-- Objective --
Copy the records verbatim, from the line containing "selectmen-line: of <box>289 336 347 348</box>" up to and including the line containing "roster-tally-marks: ∕∕∕∕∕∕∕∕ <box>167".

-- Data supplied --
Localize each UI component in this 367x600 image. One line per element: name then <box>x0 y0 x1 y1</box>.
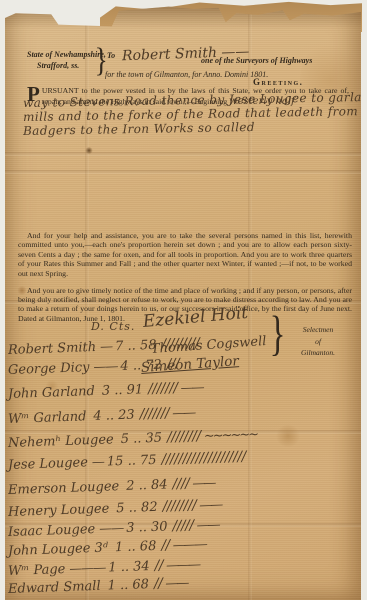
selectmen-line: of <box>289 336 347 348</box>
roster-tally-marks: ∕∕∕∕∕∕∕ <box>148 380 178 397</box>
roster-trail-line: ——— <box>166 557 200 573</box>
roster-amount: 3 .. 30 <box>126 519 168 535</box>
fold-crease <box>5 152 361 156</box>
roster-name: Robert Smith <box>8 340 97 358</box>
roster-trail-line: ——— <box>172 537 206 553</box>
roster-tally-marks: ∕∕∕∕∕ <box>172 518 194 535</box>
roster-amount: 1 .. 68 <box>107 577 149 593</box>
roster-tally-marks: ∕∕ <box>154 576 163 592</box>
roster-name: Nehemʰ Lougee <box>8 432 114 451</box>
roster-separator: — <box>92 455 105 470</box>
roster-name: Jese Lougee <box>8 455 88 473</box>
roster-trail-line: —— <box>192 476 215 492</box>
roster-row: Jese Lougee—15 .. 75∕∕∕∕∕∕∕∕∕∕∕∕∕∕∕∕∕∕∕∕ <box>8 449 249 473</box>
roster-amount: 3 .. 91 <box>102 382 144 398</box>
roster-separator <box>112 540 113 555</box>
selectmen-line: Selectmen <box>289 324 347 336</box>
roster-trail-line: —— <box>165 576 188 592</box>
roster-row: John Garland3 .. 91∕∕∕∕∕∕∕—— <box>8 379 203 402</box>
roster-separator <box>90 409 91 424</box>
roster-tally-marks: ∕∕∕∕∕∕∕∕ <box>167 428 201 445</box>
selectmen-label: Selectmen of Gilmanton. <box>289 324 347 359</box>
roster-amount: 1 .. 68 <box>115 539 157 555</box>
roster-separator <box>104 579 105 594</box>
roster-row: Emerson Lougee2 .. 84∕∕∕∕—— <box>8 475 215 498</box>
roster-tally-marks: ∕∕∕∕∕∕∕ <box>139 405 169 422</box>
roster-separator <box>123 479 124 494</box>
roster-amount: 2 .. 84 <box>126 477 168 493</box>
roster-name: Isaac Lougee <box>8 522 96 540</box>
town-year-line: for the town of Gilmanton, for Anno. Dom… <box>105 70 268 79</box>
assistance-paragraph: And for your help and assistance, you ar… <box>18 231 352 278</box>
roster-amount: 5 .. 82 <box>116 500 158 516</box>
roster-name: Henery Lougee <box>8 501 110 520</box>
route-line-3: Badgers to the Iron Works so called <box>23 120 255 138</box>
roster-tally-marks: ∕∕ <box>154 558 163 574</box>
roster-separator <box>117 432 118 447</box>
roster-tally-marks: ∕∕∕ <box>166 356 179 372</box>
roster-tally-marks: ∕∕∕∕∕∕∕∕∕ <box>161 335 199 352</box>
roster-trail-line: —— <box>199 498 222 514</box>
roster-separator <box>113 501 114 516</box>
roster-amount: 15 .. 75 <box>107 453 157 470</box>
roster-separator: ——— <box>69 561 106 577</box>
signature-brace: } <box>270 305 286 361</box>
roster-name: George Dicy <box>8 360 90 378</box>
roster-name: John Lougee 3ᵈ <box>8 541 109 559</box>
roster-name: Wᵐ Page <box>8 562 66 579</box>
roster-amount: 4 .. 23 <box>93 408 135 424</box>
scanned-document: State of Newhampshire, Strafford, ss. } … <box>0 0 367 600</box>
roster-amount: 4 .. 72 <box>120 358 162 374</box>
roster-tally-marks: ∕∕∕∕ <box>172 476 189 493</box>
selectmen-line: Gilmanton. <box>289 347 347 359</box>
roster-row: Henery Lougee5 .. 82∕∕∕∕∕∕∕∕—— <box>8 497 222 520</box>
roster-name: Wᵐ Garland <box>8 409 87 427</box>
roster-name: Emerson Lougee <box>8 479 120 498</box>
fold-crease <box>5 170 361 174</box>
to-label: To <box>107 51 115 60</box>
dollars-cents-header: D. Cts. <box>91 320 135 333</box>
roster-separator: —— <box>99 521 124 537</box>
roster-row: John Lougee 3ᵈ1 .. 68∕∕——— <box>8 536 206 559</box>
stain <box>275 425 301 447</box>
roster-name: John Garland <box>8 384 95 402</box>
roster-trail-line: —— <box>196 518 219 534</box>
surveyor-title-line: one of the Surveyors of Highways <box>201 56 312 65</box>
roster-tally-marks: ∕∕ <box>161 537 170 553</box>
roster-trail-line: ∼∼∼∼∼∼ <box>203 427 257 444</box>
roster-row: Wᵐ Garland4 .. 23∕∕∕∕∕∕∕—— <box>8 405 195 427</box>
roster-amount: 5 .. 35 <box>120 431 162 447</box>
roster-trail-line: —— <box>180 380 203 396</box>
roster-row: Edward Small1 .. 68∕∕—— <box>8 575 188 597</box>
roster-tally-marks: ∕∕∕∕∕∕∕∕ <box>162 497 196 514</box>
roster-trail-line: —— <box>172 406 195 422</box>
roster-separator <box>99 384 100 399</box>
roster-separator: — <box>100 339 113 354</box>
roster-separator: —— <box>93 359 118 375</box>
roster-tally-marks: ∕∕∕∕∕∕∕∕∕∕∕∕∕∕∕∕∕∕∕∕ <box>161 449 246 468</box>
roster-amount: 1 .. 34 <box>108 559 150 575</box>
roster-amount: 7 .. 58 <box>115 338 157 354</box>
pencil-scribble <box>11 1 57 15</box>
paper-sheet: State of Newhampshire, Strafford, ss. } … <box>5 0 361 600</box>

-- Response to the task --
selectmen-line: of <box>289 336 347 348</box>
roster-tally-marks: ∕∕∕∕∕∕∕ <box>148 380 178 397</box>
roster-trail-line: ——— <box>166 557 200 573</box>
roster-amount: 3 .. 30 <box>126 519 168 535</box>
fold-crease <box>5 152 361 156</box>
roster-name: Robert Smith <box>8 340 97 358</box>
roster-trail-line: ——— <box>172 537 206 553</box>
roster-tally-marks: ∕∕∕∕∕ <box>172 518 194 535</box>
roster-amount: 1 .. 68 <box>107 577 149 593</box>
roster-tally-marks: ∕∕ <box>154 576 163 592</box>
roster-name: Nehemʰ Lougee <box>8 432 114 451</box>
roster-separator: — <box>92 455 105 470</box>
roster-name: Jese Lougee <box>8 455 88 473</box>
roster-trail-line: —— <box>192 476 215 492</box>
roster-row: Jese Lougee—15 .. 75∕∕∕∕∕∕∕∕∕∕∕∕∕∕∕∕∕∕∕∕ <box>8 449 249 473</box>
roster-amount: 3 .. 91 <box>102 382 144 398</box>
roster-separator <box>112 540 113 555</box>
selectmen-line: Selectmen <box>289 324 347 336</box>
roster-trail-line: —— <box>165 576 188 592</box>
roster-row: John Garland3 .. 91∕∕∕∕∕∕∕—— <box>8 379 203 402</box>
roster-separator <box>90 409 91 424</box>
roster-tally-marks: ∕∕∕∕∕∕∕∕ <box>167 428 201 445</box>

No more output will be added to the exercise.